(Dataset records)
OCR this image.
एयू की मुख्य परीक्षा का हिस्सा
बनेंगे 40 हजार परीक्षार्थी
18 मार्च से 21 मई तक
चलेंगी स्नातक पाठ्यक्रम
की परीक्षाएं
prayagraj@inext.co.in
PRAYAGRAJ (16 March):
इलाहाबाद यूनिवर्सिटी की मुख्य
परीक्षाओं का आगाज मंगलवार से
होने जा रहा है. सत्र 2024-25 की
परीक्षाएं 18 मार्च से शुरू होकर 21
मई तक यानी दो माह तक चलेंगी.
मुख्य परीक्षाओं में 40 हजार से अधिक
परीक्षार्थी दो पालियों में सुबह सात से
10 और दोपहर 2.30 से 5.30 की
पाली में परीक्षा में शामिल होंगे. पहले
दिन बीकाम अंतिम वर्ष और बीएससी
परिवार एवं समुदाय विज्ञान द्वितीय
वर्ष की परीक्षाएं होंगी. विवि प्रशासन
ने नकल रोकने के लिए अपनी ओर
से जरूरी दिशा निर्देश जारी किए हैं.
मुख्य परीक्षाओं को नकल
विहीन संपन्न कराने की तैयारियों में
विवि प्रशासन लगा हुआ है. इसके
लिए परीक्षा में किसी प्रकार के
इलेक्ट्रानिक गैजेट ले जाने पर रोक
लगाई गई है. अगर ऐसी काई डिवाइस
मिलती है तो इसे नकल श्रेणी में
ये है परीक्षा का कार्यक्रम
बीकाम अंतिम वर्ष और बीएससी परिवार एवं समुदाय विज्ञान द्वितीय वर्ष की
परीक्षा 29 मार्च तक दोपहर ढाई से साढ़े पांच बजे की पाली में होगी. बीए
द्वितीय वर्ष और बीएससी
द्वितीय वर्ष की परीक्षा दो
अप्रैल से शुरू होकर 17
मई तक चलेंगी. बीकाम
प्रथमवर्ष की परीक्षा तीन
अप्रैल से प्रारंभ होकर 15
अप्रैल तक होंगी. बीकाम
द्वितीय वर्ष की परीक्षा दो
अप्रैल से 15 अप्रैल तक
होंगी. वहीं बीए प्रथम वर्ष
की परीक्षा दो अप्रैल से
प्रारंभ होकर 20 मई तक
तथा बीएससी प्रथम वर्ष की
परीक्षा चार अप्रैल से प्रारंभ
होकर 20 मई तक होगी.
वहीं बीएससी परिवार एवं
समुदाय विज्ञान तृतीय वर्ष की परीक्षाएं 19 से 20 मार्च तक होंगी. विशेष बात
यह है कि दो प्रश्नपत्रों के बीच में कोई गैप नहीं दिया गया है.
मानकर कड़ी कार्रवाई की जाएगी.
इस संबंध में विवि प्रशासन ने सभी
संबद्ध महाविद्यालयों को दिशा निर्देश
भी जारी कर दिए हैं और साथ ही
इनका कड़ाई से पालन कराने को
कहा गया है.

THE TASK | Recopy all the lines exactly as they appear.

TASK SOLUTION |
OCR this image.
एयू की मुख्य परीक्षा का हिस्सा
बनेंगे 40 हजार परीक्षार्थी
18 मार्च से 21 मई तक
चलेंगी स्नातक पाठ्यक्रम
की परीक्षाएं
prayagraj@inext.co.in
PRAYAGRAJ (16 March):
इलाहाबाद यूनिवर्सिटी की मुख्य
परीक्षाओं का आगाज मंगलवार से
होने जा रहा है. सत्र 2024-25 की
परीक्षाएं 18 मार्च से शुरू होकर 21
मई तक यानी दो माह तक चलेंगी.
मुख्य परीक्षाओं में 40 हजार से अधिक
परीक्षार्थी दो पालियों में सुबह सात से
10 और दोपहर 2.30 से 5.30 की
पाली में परीक्षा में शामिल होंगे. पहले
दिन बीकाम अंतिम वर्ष और बीएससी
परिवार एवं समुदाय विज्ञान द्वितीय
वर्ष की परीक्षाएं होंगी. विवि प्रशासन
ने नकल रोकने के लिए अपनी ओर
से जरूरी दिशा निर्देश जारी किए हैं.
मुख्य परीक्षाओं को नकल
विहीन संपन्न कराने की तैयारियों में
विवि प्रशासन लगा हुआ है. इसके
लिए परीक्षा में किसी प्रकार के
इलेक्ट्रानिक गैजेट ले जाने पर रोक
लगाई गई है. अगर ऐसी काई डिवाइस
मिलती है तो इसे नकल श्रेणी में
ये है परीक्षा का कार्यक्रम
बीकाम अंतिम वर्ष और बीएससी परिवार एवं समुदाय विज्ञान द्वितीय वर्ष की
परीक्षा 29 मार्च तक दोपहर ढाई से साढ़े पांच बजे की पाली में होगी. बीए
द्वितीय वर्ष और बीएससी
द्वितीय वर्ष की परीक्षा दो
अप्रैल से शुरू होकर 17
मई तक चलेंगी. बीकाम
प्रथमवर्ष की परीक्षा तीन
अप्रैल से प्रारंभ होकर 15
अप्रैल तक होंगी. बीकाम
द्वितीय वर्ष की परीक्षा दो
अप्रैल से 15 अप्रैल तक
होंगी. वहीं बीए प्रथम वर्ष
की परीक्षा दो अप्रैल से
प्रारंभ होकर 20 मई तक
तथा बीएससी प्रथम वर्ष की
परीक्षा चार अप्रैल से प्रारंभ
होकर 20 मई तक होगी.
वहीं बीएससी परिवार एवं
समुदाय विज्ञान तृतीय वर्ष की परीक्षाएं 19 से 20 मार्च तक होंगी. विशेष बात
यह है कि दो प्रश्नपत्रों के बीच में कोई गैप नहीं दिया गया है.
मानकर कड़ी कार्रवाई की जाएगी.
इस संबंध में विवि प्रशासन ने सभी
संबद्ध महाविद्यालयों को दिशा निर्देश
भी जारी कर दिए हैं और साथ ही
इनका कड़ाई से पालन कराने को
कहा गया है.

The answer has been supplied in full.